## WRITTEN TASK:
All lines in which the word "image" occurs are to be extracted.

## DATA FOR THE TASK:
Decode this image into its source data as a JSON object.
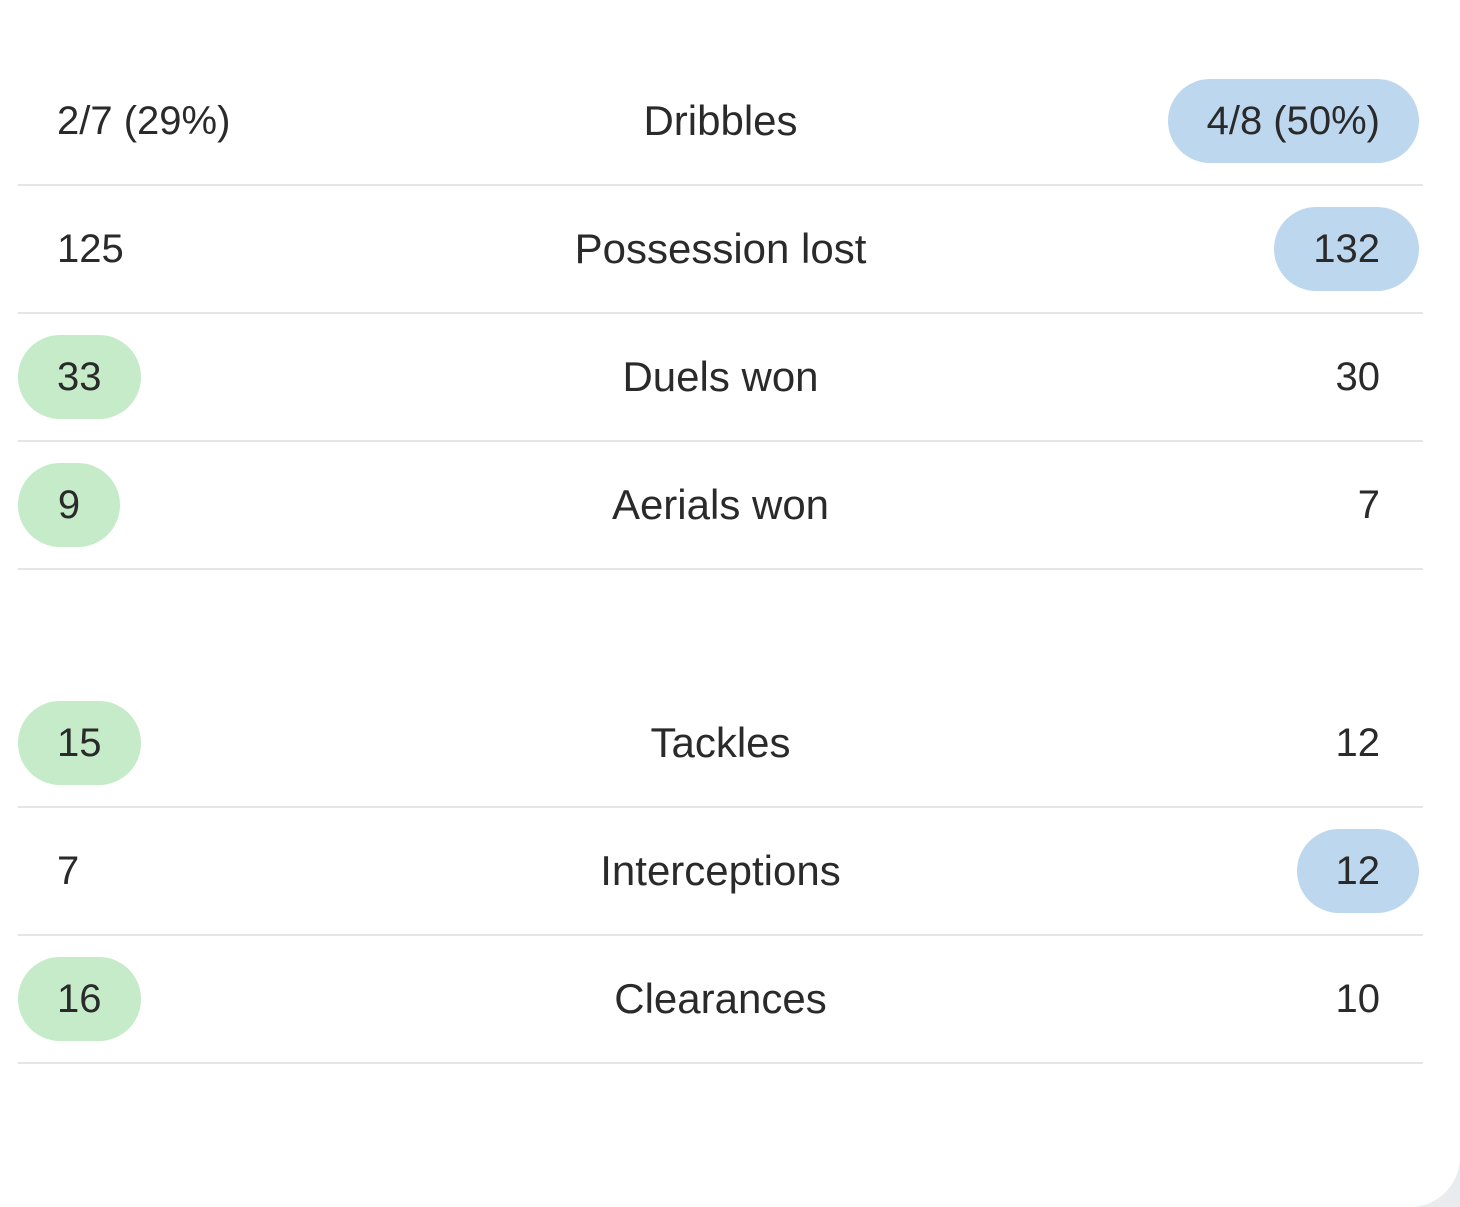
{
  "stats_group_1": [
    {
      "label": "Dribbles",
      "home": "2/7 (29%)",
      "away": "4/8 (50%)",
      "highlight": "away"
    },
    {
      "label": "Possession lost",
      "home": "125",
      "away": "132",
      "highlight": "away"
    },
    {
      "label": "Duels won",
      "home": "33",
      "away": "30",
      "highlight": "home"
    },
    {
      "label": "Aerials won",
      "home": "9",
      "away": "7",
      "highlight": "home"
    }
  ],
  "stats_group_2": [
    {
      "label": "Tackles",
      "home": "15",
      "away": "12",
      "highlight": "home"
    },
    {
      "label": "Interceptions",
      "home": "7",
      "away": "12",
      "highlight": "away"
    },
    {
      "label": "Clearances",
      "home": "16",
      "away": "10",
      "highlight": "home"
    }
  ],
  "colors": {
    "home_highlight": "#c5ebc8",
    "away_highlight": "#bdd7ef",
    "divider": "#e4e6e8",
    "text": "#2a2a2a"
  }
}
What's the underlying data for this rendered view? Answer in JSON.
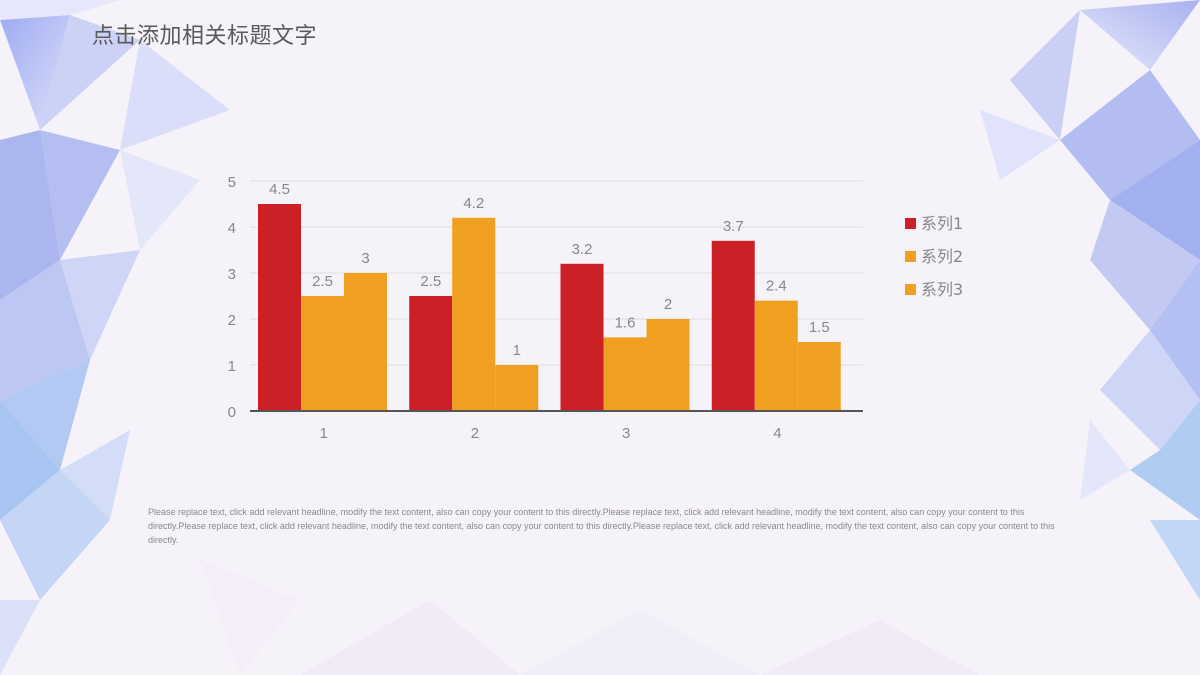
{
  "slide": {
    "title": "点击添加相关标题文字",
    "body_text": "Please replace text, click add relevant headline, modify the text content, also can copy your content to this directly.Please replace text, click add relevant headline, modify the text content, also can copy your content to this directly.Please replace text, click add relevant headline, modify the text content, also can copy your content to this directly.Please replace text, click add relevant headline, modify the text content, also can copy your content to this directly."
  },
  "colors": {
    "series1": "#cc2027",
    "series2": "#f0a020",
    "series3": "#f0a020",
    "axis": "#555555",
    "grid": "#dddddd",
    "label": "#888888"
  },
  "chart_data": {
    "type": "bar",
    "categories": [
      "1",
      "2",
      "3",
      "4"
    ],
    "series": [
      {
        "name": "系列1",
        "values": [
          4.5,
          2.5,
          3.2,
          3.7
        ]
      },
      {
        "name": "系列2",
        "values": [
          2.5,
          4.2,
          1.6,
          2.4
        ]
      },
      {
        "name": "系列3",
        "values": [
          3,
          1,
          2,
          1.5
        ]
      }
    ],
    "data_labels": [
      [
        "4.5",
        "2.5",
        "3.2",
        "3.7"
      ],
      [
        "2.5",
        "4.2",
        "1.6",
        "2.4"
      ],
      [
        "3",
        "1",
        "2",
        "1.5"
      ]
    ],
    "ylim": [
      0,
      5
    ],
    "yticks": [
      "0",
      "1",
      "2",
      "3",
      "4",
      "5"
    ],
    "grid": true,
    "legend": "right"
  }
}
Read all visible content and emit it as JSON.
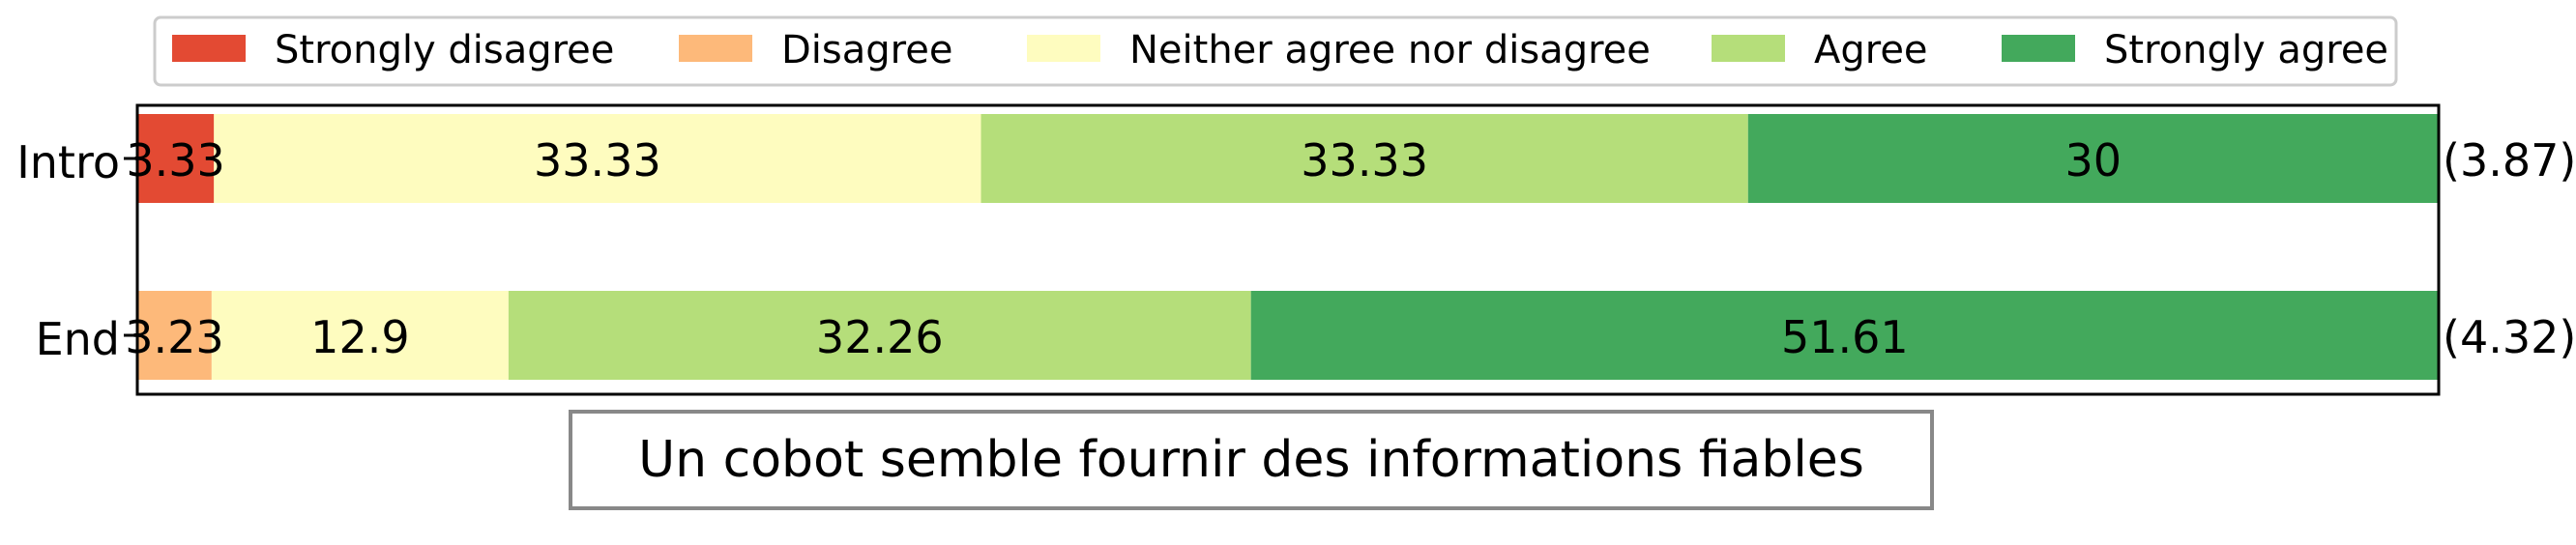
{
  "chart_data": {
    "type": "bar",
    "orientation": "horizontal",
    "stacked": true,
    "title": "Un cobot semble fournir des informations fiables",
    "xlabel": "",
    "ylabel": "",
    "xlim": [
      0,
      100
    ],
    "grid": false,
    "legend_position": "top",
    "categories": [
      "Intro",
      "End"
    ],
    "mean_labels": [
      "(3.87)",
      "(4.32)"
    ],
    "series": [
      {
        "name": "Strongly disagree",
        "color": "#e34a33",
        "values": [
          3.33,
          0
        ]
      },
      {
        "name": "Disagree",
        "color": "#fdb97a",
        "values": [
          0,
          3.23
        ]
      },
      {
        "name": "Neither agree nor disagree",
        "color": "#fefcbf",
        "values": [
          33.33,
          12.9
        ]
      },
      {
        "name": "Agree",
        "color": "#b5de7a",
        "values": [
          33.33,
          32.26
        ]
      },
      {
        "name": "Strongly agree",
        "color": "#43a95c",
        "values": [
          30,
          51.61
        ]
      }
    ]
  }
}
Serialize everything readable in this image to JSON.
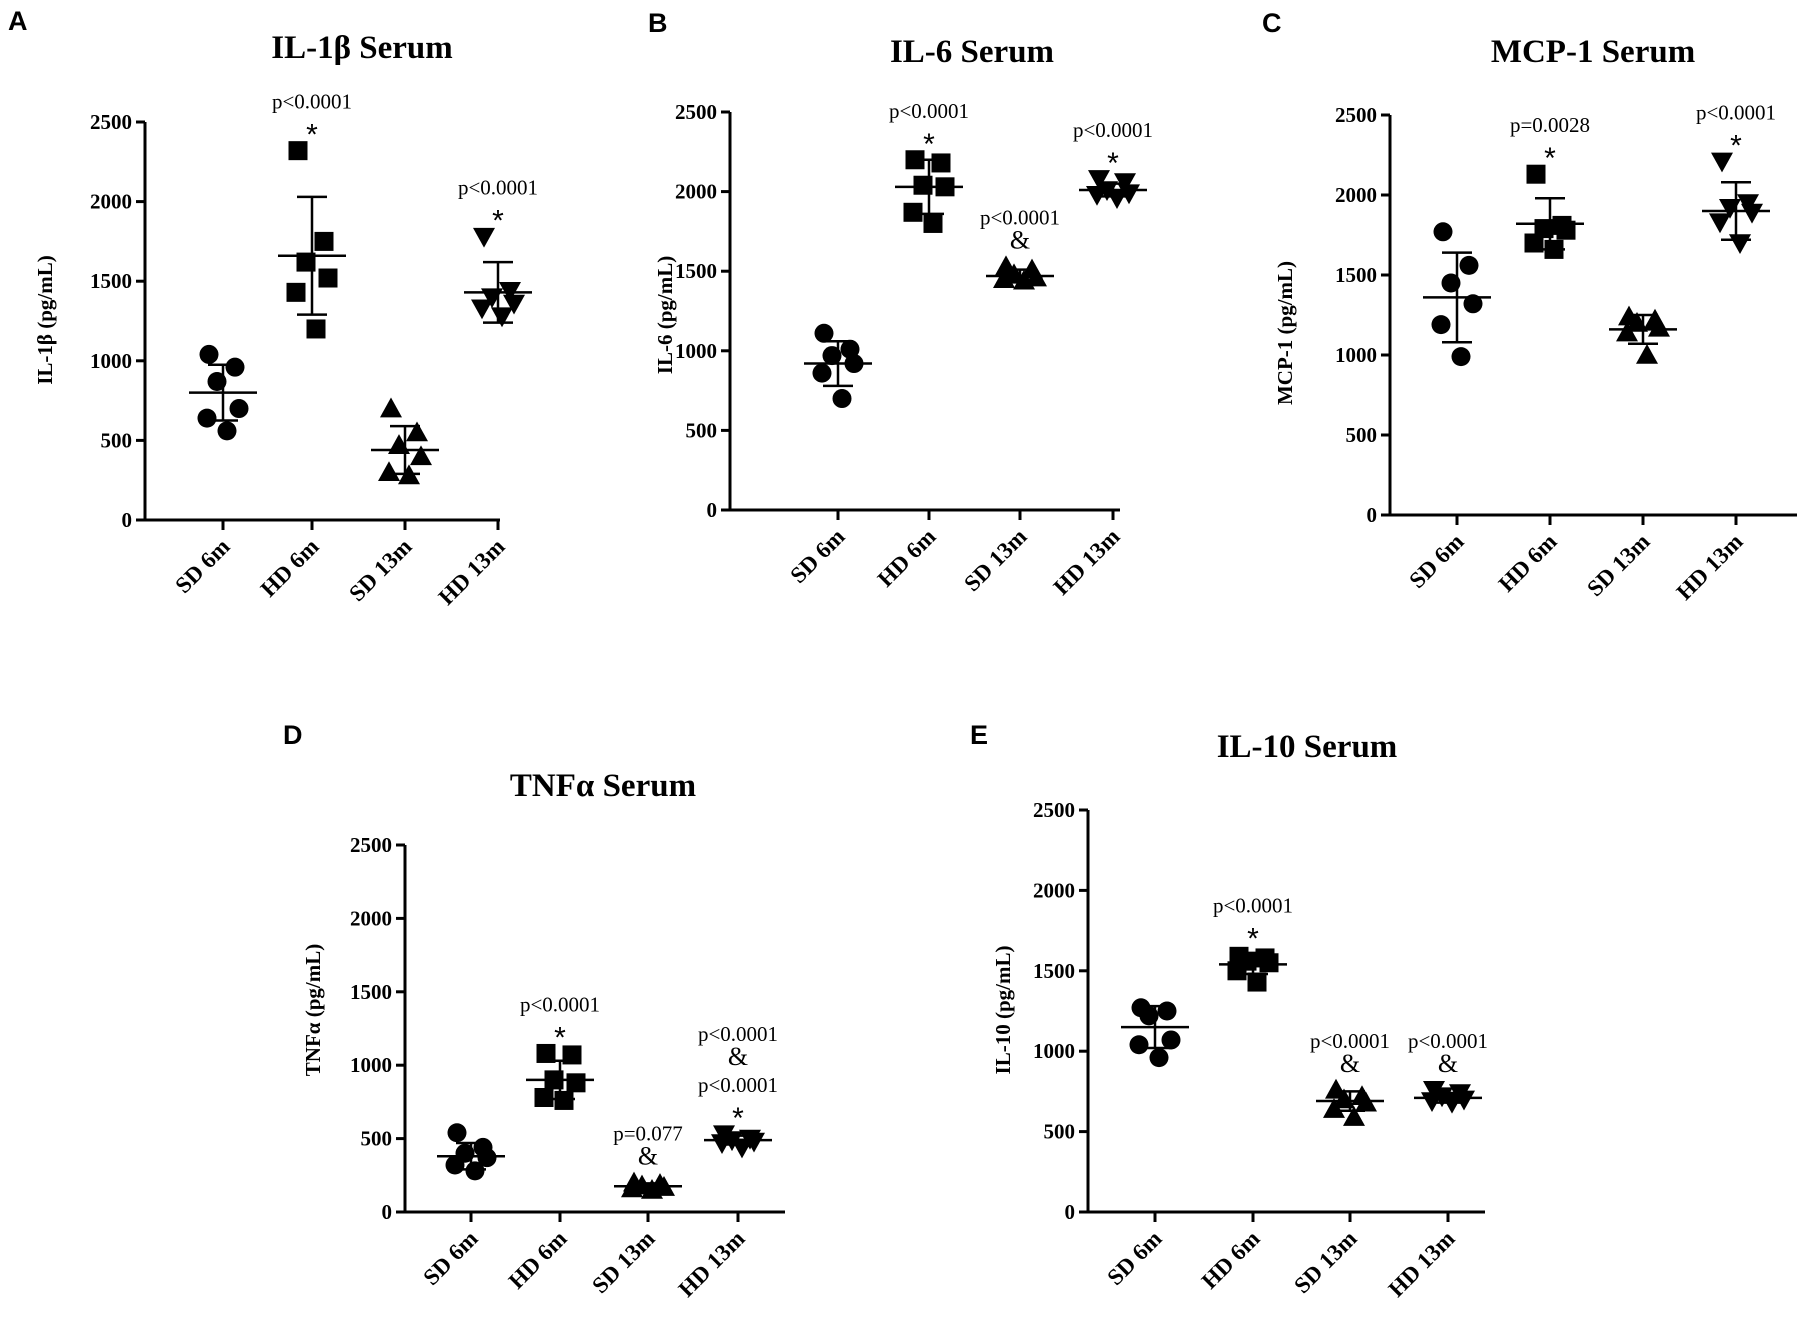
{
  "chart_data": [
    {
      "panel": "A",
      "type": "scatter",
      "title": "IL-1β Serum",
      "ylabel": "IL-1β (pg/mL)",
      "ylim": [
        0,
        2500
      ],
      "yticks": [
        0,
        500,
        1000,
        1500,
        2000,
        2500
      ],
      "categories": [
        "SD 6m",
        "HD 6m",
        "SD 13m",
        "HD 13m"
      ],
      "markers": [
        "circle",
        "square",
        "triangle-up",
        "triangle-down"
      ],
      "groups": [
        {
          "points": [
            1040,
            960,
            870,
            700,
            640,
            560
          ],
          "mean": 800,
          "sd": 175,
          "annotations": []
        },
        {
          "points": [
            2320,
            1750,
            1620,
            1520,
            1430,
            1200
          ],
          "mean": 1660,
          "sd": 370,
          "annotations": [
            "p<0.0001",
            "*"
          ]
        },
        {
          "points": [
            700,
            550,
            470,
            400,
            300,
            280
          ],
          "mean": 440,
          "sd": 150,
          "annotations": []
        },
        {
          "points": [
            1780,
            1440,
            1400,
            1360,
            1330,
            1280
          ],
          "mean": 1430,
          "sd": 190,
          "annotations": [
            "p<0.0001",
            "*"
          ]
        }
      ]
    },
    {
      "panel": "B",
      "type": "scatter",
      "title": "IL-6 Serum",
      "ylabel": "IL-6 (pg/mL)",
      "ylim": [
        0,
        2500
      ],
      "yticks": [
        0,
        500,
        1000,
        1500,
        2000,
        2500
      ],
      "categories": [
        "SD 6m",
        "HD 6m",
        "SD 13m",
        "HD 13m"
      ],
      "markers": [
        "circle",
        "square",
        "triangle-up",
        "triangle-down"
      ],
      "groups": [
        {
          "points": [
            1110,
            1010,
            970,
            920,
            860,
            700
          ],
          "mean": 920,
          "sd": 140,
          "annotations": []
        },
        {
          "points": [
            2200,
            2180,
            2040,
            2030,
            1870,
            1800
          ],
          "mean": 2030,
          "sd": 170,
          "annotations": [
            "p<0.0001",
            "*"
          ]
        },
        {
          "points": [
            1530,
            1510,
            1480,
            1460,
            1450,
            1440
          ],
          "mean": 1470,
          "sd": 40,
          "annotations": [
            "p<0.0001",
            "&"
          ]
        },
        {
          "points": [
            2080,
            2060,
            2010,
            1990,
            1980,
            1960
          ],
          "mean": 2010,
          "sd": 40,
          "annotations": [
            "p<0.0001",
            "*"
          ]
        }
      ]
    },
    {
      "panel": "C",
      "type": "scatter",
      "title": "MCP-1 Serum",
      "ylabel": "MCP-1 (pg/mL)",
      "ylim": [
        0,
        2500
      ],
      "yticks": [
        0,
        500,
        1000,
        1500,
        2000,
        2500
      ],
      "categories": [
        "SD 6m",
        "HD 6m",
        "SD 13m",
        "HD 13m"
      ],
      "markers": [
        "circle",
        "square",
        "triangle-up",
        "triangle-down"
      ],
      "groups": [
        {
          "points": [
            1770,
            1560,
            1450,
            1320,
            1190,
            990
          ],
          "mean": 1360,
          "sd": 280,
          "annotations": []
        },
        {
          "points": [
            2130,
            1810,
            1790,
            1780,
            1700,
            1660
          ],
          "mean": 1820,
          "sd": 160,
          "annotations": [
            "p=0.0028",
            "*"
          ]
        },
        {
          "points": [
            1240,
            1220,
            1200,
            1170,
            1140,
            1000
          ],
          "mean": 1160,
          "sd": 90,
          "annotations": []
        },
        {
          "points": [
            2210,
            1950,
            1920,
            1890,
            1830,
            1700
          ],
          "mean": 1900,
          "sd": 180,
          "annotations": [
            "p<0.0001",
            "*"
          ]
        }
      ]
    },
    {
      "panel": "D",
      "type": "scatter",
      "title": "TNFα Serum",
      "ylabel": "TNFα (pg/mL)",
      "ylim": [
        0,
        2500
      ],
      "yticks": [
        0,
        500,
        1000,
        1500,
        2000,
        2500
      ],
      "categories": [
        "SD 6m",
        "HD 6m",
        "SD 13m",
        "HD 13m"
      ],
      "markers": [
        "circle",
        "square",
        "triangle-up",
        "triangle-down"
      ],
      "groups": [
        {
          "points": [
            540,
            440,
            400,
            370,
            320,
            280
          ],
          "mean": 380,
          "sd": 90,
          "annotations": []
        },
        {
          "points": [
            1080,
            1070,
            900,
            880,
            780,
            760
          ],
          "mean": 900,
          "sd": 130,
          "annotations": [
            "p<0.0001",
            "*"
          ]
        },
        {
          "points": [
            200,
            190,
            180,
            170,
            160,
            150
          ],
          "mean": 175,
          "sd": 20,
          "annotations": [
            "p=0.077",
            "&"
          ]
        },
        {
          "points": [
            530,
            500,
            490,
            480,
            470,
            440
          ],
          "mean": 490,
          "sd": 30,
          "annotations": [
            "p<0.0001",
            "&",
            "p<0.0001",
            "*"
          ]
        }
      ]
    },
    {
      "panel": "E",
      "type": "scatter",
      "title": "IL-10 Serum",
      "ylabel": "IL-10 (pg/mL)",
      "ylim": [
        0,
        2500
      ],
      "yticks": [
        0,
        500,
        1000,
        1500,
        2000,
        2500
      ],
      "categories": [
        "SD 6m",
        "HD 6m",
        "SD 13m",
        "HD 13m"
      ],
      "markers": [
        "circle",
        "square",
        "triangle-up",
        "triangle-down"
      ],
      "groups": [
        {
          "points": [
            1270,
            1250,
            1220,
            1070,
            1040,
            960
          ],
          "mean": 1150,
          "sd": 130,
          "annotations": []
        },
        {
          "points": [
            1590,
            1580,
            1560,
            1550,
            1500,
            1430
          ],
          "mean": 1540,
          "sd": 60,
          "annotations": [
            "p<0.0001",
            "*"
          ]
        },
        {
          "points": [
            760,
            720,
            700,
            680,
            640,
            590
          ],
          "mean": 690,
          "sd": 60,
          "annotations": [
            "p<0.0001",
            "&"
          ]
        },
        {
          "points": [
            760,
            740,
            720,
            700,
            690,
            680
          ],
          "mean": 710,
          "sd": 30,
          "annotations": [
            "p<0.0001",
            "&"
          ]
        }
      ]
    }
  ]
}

## EXERCISE RESULT:
Decode this image into its source data as a JSON object.
Serialize everything readable in this image to JSON.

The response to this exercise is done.